=== Goal ===
Gather up every line that includes the string "Mensagens".

^^^^

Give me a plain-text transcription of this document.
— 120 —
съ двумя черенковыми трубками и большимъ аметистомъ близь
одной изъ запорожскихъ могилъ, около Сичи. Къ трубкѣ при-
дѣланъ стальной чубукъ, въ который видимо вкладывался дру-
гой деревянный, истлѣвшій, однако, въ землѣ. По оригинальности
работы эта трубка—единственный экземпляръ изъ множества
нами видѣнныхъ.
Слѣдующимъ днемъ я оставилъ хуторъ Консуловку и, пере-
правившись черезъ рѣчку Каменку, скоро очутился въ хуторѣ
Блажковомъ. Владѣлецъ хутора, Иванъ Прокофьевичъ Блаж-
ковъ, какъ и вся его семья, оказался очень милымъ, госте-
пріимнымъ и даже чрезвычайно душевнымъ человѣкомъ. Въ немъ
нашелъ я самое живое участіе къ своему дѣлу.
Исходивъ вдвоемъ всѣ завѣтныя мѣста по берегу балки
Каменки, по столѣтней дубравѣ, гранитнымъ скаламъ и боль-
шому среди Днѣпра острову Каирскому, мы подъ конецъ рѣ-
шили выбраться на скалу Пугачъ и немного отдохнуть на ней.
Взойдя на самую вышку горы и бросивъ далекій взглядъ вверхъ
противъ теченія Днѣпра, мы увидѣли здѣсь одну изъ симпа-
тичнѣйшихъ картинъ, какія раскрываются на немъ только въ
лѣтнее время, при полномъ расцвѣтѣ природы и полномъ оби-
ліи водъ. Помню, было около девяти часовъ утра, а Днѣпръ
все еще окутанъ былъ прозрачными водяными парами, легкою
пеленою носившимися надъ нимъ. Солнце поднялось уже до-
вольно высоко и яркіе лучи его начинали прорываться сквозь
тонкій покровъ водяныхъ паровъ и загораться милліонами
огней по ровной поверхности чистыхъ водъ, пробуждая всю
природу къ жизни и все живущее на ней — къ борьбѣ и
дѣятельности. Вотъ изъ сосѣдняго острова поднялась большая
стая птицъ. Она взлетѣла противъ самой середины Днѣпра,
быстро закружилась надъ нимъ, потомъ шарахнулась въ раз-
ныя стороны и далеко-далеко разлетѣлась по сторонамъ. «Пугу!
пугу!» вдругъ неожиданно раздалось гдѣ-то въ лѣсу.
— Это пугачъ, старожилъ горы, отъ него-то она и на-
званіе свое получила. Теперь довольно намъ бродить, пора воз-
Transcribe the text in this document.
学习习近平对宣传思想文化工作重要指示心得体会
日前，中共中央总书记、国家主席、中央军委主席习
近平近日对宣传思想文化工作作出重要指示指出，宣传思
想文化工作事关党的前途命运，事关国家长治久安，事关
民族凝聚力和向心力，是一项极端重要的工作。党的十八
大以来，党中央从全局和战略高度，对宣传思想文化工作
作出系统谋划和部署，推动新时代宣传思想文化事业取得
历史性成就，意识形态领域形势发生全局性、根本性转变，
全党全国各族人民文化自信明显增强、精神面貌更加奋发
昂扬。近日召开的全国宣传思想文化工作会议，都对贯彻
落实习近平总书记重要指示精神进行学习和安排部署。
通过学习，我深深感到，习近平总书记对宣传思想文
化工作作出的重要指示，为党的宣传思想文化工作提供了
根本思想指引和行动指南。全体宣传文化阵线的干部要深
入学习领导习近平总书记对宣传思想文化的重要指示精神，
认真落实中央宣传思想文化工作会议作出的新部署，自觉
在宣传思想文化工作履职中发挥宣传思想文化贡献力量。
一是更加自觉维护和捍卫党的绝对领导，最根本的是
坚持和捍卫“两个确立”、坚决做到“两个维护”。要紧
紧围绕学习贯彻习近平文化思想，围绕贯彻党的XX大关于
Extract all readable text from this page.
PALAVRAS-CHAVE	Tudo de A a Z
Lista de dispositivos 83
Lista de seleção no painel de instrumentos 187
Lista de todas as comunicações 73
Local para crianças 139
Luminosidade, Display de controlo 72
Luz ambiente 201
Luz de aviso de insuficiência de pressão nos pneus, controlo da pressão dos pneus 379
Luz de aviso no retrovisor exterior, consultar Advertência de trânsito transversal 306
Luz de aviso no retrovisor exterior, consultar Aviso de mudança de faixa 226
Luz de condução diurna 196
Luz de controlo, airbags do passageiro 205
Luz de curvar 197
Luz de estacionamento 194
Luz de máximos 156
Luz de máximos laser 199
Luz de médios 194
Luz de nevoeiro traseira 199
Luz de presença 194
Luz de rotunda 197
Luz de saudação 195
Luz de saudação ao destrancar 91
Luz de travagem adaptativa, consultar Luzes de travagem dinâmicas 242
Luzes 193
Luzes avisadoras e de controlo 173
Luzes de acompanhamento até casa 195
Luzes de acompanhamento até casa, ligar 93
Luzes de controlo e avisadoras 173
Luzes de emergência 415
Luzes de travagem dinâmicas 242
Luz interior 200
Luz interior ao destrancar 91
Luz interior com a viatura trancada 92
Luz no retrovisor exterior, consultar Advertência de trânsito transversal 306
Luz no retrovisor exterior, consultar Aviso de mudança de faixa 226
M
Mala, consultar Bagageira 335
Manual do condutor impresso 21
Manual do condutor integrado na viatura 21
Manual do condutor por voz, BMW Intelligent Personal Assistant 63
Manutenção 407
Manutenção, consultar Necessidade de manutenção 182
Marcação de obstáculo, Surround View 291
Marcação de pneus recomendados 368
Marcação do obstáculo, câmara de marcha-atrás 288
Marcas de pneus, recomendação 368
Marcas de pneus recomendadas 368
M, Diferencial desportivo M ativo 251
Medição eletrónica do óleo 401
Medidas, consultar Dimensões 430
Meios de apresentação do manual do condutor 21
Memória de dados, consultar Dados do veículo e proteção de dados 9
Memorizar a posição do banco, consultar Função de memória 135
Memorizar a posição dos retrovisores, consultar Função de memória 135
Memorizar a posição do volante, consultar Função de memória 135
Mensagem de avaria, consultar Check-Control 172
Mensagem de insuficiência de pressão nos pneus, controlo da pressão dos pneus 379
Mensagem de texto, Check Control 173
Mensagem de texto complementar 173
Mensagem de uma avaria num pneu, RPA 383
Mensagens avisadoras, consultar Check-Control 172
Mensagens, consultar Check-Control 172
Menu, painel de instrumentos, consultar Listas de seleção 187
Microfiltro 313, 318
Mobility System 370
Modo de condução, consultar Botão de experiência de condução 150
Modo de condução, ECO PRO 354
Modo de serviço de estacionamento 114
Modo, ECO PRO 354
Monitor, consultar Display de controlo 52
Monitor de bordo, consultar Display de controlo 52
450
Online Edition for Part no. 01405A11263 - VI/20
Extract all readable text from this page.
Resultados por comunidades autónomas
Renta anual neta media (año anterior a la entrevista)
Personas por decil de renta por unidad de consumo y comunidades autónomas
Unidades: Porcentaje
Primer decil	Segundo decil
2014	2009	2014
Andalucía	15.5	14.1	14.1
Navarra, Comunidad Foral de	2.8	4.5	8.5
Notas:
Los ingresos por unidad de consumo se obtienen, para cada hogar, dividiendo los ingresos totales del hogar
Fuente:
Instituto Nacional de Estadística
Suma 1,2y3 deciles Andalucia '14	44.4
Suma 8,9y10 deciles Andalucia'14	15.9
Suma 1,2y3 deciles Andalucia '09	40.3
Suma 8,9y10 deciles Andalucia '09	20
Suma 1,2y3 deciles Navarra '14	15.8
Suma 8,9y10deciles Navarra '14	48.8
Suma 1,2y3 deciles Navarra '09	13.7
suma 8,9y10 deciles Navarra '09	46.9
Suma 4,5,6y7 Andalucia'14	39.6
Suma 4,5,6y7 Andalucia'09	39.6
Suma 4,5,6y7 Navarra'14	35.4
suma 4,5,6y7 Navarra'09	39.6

^^^^

=== The reply ===
Mensagens avisadoras, consultar Check-Control 172
Mensagens, consultar Check-Control 172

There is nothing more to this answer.